Figure contents as structured data
⁂

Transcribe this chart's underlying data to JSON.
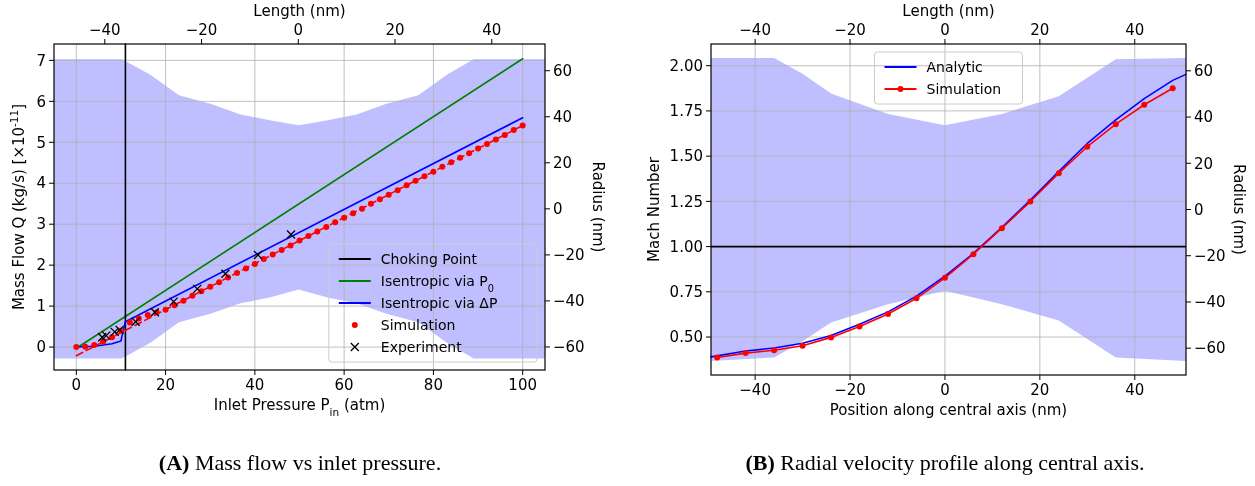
{
  "chart_data": [
    {
      "type": "line",
      "xlabel": "Inlet Pressure P$_{in}$ (atm)",
      "ylabel": "Mass Flow Q (kg/s) [×10$^{-11}$]",
      "x2label": "Length (nm)",
      "y2label": "Radius (nm)",
      "xlim": [
        -5,
        105
      ],
      "xticks": [
        0,
        20,
        40,
        60,
        80,
        100
      ],
      "ylim": [
        -0.56,
        7.4
      ],
      "yticks": [
        0,
        1,
        2,
        3,
        4,
        5,
        6,
        7
      ],
      "x2lim": [
        -50.5,
        51
      ],
      "x2ticks": [
        -40,
        -20,
        0,
        20,
        40
      ],
      "y2lim": [
        -70,
        71.6
      ],
      "y2ticks": [
        -60,
        -40,
        -20,
        0,
        20,
        40,
        60
      ],
      "grid": true,
      "legend": "bottom right",
      "series": [
        {
          "type": "line",
          "axis": "y2",
          "color": "#bfbfff",
          "x": [
            -5,
            10.2,
            16.5,
            23,
            30.2,
            36.8,
            43.3,
            49.8,
            56.3,
            62.8,
            69.3,
            76.6,
            83.1,
            89,
            105
          ],
          "values": [
            null,
            null,
            null,
            null,
            null,
            null,
            null,
            null,
            null,
            null,
            null,
            null,
            null,
            null,
            null
          ],
          "upper": [
            65,
            65,
            58.3,
            49.3,
            45.5,
            41,
            38.5,
            36.3,
            38.5,
            41,
            45.5,
            49.3,
            58.3,
            65,
            65
          ],
          "lower": [
            -65,
            -65,
            -58.3,
            -49.3,
            -45.5,
            -41,
            -38.5,
            -35,
            -38.5,
            -41,
            -45.5,
            -49.3,
            -58.3,
            -65,
            -65
          ]
        },
        {
          "type": "line",
          "name": "Isentropic via P$_{0}$",
          "color": "#008000",
          "x": [
            0.7,
            100
          ],
          "values": [
            0.02,
            7.04
          ]
        },
        {
          "type": "line",
          "name": "Choking Point",
          "color": "#000000",
          "x": [
            11,
            11
          ],
          "values": [
            -0.56,
            7.4
          ]
        },
        {
          "type": "line",
          "name": "Isentropic via ΔP",
          "color": "#0000ff",
          "x": [
            0,
            4,
            8,
            10,
            10.5,
            11,
            100
          ],
          "values": [
            0,
            0.02,
            0.08,
            0.15,
            0.4,
            0.62,
            5.6
          ]
        },
        {
          "type": "line",
          "color": "#ff0000",
          "line_style": "dashed",
          "x": [
            0,
            100
          ],
          "values": [
            -0.21,
            5.41
          ]
        },
        {
          "type": "scatter",
          "name": "Simulation",
          "color": "#ff0000",
          "marker": "circle",
          "x": [
            0,
            2,
            4,
            6,
            8,
            10,
            12,
            14,
            16,
            18,
            20,
            22,
            24,
            26,
            28,
            30,
            32,
            34,
            36,
            38,
            40,
            42,
            44,
            46,
            48,
            50,
            52,
            54,
            56,
            58,
            60,
            62,
            64,
            66,
            68,
            70,
            72,
            74,
            76,
            78,
            80,
            82,
            84,
            86,
            88,
            90,
            92,
            94,
            96,
            98,
            100
          ],
          "values": [
            0,
            0.01,
            0.05,
            0.13,
            0.24,
            0.4,
            0.6,
            0.7,
            0.78,
            0.85,
            0.91,
            1.02,
            1.13,
            1.25,
            1.36,
            1.47,
            1.58,
            1.7,
            1.81,
            1.92,
            2.03,
            2.15,
            2.26,
            2.37,
            2.48,
            2.6,
            2.71,
            2.82,
            2.93,
            3.05,
            3.16,
            3.27,
            3.38,
            3.5,
            3.61,
            3.72,
            3.83,
            3.95,
            4.06,
            4.17,
            4.28,
            4.4,
            4.51,
            4.62,
            4.73,
            4.85,
            4.96,
            5.07,
            5.18,
            5.3,
            5.41
          ]
        },
        {
          "type": "scatter",
          "name": "Experiment",
          "color": "#000000",
          "marker": "cross",
          "x": [
            5.8,
            6.7,
            8.6,
            9.7,
            13.3,
            17.6,
            21.8,
            27.1,
            33.4,
            40.7,
            48.1
          ],
          "values": [
            0.24,
            0.28,
            0.37,
            0.42,
            0.62,
            0.85,
            1.11,
            1.42,
            1.79,
            2.25,
            2.75
          ]
        }
      ],
      "annotations": [
        "(A) Mass flow vs inlet pressure."
      ]
    },
    {
      "type": "line",
      "xlabel": "Position along central axis (nm)",
      "ylabel": "Mach Number",
      "x2label": "Length (nm)",
      "y2label": "Radius (nm)",
      "xlim": [
        -49.3,
        50.8
      ],
      "xticks": [
        -40,
        -20,
        0,
        20,
        40
      ],
      "ylim": [
        0.29,
        2.12
      ],
      "yticks": [
        {
          "value": 0.5,
          "label": "0.50"
        },
        {
          "value": 0.75,
          "label": "0.75"
        },
        {
          "value": 1,
          "label": "1.00"
        },
        {
          "value": 1.25,
          "label": "1.25"
        },
        {
          "value": 1.5,
          "label": "1.50"
        },
        {
          "value": 1.75,
          "label": "1.75"
        },
        {
          "value": 2,
          "label": "2.00"
        }
      ],
      "x2lim": [
        -49.3,
        50.8
      ],
      "x2ticks": [
        -40,
        -20,
        0,
        20,
        40
      ],
      "y2lim": [
        -71.6,
        71.6
      ],
      "y2ticks": [
        -60,
        -40,
        -20,
        0,
        20,
        40,
        60
      ],
      "grid": true,
      "legend": "top",
      "ref_lines": [
        {
          "axis": "y",
          "value": 1,
          "color": "#000000"
        }
      ],
      "series": [
        {
          "type": "line",
          "axis": "y2",
          "color": "#bfbfff",
          "x": [
            -49.3,
            -36,
            -30,
            -24,
            -12,
            0,
            12,
            24,
            30,
            36,
            50.8
          ],
          "values": [
            null,
            null,
            null,
            null,
            null,
            null,
            null,
            null,
            null,
            null,
            null
          ],
          "upper": [
            65.5,
            65.5,
            58.7,
            50.2,
            41.3,
            36.5,
            41.3,
            49,
            57,
            65,
            65.5
          ],
          "lower": [
            -65.5,
            -64,
            -57,
            -48.9,
            -41,
            -35.2,
            -41,
            -48,
            -56,
            -64,
            -65.5
          ]
        },
        {
          "type": "line",
          "name": "Analytic",
          "color": "#0000ff",
          "x": [
            -49.3,
            -42,
            -36,
            -30,
            -24,
            -18,
            -12,
            -6,
            0,
            6,
            12,
            18,
            24,
            30,
            36,
            42,
            48,
            50.8
          ],
          "values": [
            0.39,
            0.423,
            0.439,
            0.466,
            0.508,
            0.571,
            0.639,
            0.726,
            0.837,
            0.962,
            1.106,
            1.257,
            1.416,
            1.57,
            1.7,
            1.818,
            1.919,
            1.952
          ]
        },
        {
          "type": "line",
          "name": "Simulation",
          "color": "#ff0000",
          "marker": "circle",
          "x": [
            -48,
            -42,
            -36,
            -30,
            -24,
            -18,
            -12,
            -6,
            0,
            6,
            12,
            18,
            24,
            30,
            36,
            42,
            48
          ],
          "values": [
            0.387,
            0.411,
            0.427,
            0.452,
            0.498,
            0.558,
            0.627,
            0.714,
            0.827,
            0.958,
            1.102,
            1.249,
            1.406,
            1.552,
            1.677,
            1.784,
            1.875
          ]
        }
      ],
      "annotations": [
        "(B) Radial velocity profile along central axis."
      ]
    }
  ]
}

⁂

Problem: Go over the data above and copy every line that has the word "axis" in it.

Exercise output:
          "axis": "y2",
      "xlabel": "Position along central axis (nm)",
          "axis": "y",
          "axis": "y2",
        "(B) Radial velocity profile along central axis."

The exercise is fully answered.